#### TASK DETAILS
If a line in the entries below holds the string "Patients", copy it.

(EXERCISE INPUTS begins)

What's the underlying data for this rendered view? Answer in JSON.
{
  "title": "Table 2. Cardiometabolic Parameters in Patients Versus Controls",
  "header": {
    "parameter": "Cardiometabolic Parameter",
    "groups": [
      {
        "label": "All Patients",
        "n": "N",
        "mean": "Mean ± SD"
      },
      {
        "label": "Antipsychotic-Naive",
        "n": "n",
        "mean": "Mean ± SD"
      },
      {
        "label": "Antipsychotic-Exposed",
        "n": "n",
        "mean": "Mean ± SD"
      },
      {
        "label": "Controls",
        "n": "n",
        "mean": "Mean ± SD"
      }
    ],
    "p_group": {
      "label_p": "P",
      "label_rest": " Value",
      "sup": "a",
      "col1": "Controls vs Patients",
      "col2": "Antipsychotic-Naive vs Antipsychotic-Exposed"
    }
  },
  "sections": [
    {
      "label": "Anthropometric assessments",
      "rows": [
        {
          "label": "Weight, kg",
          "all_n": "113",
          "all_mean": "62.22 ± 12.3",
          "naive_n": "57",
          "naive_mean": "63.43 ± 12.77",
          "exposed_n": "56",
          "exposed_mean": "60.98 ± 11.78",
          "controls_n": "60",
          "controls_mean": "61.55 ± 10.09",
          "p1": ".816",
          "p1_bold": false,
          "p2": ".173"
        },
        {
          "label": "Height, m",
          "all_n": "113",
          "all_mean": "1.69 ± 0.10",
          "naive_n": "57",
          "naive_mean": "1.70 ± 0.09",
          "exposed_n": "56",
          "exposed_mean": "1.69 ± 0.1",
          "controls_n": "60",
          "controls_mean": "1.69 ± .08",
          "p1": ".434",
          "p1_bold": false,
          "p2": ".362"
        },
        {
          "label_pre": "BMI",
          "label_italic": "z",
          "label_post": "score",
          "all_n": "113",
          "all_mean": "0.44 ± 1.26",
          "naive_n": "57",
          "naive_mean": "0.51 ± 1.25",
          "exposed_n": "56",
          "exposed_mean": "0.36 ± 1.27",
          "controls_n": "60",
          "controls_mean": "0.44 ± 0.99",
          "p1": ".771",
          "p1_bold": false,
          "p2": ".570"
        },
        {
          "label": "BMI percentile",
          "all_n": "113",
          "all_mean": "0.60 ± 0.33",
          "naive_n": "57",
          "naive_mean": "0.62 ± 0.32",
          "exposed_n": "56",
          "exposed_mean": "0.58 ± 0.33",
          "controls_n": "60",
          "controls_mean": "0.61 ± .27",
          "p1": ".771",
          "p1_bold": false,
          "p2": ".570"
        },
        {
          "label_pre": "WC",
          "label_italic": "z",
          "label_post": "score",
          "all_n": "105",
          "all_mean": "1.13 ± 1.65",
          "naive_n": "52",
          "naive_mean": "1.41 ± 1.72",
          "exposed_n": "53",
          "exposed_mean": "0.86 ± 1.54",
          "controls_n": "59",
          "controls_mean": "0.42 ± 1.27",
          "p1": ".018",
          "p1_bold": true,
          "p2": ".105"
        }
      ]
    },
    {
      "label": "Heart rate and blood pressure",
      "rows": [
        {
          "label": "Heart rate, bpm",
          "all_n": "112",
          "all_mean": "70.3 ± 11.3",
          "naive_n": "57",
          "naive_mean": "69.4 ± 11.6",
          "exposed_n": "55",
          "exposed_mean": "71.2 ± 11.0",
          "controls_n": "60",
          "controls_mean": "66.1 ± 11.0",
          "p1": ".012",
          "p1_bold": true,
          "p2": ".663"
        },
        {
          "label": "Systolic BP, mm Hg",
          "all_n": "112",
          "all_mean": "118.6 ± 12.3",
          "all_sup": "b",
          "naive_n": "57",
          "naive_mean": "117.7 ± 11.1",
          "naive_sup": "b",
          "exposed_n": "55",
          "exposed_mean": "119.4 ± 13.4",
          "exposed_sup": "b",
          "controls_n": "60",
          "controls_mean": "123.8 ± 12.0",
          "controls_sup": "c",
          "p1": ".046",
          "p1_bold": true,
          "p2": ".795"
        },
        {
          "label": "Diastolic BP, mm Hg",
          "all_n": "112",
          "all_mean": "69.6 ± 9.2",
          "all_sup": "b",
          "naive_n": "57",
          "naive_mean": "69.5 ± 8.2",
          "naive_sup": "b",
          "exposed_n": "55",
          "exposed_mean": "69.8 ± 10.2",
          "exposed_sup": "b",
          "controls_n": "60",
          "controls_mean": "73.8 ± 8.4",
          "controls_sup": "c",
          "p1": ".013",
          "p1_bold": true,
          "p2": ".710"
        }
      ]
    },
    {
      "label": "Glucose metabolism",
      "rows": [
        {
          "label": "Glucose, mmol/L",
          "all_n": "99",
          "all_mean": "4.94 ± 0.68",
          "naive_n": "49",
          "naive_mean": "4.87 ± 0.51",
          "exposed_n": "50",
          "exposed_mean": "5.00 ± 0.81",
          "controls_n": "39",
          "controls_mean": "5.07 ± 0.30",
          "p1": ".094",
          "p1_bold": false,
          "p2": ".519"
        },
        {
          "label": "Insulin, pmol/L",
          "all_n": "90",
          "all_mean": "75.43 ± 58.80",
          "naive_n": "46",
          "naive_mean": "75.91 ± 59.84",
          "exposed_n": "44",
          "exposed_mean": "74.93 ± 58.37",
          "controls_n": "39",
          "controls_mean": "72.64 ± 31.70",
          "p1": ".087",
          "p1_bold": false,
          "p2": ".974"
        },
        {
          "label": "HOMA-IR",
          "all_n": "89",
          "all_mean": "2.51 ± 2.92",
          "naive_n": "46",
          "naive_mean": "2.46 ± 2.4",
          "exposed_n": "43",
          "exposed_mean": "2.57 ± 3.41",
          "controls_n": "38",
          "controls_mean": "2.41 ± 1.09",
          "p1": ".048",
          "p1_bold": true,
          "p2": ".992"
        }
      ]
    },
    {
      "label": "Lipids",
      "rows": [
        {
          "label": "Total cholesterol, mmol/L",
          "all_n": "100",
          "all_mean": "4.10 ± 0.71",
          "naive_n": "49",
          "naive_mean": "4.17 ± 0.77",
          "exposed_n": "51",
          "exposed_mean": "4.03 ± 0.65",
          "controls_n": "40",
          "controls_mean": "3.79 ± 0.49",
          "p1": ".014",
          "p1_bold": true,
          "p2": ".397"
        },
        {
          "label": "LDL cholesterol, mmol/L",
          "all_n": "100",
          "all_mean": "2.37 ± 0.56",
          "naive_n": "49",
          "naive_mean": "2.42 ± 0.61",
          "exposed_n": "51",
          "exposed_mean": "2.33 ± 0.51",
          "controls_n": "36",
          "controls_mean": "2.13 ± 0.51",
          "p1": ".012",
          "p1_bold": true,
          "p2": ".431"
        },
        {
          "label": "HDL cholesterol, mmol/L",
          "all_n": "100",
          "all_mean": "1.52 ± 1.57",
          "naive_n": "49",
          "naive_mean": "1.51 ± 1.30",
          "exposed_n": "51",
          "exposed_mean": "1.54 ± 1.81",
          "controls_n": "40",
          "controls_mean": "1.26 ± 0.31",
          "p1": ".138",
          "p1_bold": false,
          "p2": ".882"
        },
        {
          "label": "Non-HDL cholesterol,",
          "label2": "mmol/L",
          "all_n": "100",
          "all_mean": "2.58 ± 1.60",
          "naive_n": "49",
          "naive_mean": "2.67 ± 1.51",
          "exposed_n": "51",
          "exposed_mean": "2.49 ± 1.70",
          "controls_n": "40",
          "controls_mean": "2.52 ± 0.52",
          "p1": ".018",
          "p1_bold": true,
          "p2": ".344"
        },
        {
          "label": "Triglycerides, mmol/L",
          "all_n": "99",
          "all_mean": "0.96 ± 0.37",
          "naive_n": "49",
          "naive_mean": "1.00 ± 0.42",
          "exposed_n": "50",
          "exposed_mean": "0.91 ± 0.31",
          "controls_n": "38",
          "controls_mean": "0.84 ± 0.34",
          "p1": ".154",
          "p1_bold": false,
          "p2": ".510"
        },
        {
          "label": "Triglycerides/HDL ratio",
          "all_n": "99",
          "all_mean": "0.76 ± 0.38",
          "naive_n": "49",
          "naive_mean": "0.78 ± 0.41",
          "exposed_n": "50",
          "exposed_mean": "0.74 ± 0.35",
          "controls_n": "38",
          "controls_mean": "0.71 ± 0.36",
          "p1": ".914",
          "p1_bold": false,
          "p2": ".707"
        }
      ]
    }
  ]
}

(EXERCISE INPUTS ends)

#### OUTPUT OF THE TASK
  "title": "Table 2. Cardiometabolic Parameters in Patients Versus Controls",
        "label": "All Patients",
      "col1": "Controls vs Patients",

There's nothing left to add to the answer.